→ **Written problem**: Rewrite every line of the records below as a JSON array of strings, one string per line, omitting blank lines.

→ **Records provided**:

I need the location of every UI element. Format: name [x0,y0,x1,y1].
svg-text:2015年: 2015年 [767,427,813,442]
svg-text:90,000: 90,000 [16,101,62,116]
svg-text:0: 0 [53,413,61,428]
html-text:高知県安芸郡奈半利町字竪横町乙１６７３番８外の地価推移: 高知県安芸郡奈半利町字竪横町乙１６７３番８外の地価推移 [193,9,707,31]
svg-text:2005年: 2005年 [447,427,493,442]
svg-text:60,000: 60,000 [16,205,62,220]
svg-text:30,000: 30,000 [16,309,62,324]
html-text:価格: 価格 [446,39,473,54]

→ **Task solution**:
[
  "I need the location of every UI element. Format: name [x0,y0,x1,y1].",
  "svg-text:2015年: 2015年 [767,427,813,442]",
  "svg-text:90,000: 90,000 [16,101,62,116]",
  "svg-text:0: 0 [53,413,61,428]",
  "html-text:高知県安芸郡奈半利町字竪横町乙１６７３番８外の地価推移: 高知県安芸郡奈半利町字竪横町乙１６７３番８外の地価推移 [193,9,707,31]",
  "svg-text:2005年: 2005年 [447,427,493,442]",
  "svg-text:60,000: 60,000 [16,205,62,220]",
  "svg-text:30,000: 30,000 [16,309,62,324]",
  "html-text:価格: 価格 [446,39,473,54]"
]